- _THE PROBLEM_
Set the following entries down again exactly, line by line.

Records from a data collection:
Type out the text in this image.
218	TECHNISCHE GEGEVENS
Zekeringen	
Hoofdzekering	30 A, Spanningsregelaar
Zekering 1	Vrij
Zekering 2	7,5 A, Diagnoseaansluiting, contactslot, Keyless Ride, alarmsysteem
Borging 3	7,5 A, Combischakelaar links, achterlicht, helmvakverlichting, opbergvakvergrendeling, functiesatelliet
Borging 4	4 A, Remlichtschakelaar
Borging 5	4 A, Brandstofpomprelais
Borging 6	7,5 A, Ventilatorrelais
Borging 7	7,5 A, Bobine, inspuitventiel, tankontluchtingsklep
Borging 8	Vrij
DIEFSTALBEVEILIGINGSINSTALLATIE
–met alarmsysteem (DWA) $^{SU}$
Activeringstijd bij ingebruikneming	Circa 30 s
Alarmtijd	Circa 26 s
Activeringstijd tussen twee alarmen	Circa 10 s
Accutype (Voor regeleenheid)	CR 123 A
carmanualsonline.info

- _EXERCISE OUTPUT_
Type out the text in this image.
218	TECHNISCHE GEGEVENS
Zekeringen	
Hoofdzekering	30 A, Spanningsregelaar
Zekering 1	Vrij
Zekering 2	7,5 A, Diagnoseaansluiting, contactslot, Keyless Ride, alarmsysteem
Borging 3	7,5 A, Combischakelaar links, achterlicht, helmvakverlichting, opbergvakvergrendeling, functiesatelliet
Borging 4	4 A, Remlichtschakelaar
Borging 5	4 A, Brandstofpomprelais
Borging 6	7,5 A, Ventilatorrelais
Borging 7	7,5 A, Bobine, inspuitventiel, tankontluchtingsklep
Borging 8	Vrij
DIEFSTALBEVEILIGINGSINSTALLATIE
–met alarmsysteem (DWA) $^{SU}$
Activeringstijd bij ingebruikneming	Circa 30 s
Alarmtijd	Circa 26 s
Activeringstijd tussen twee alarmen	Circa 10 s
Accutype (Voor regeleenheid)	CR 123 A
carmanualsonline.info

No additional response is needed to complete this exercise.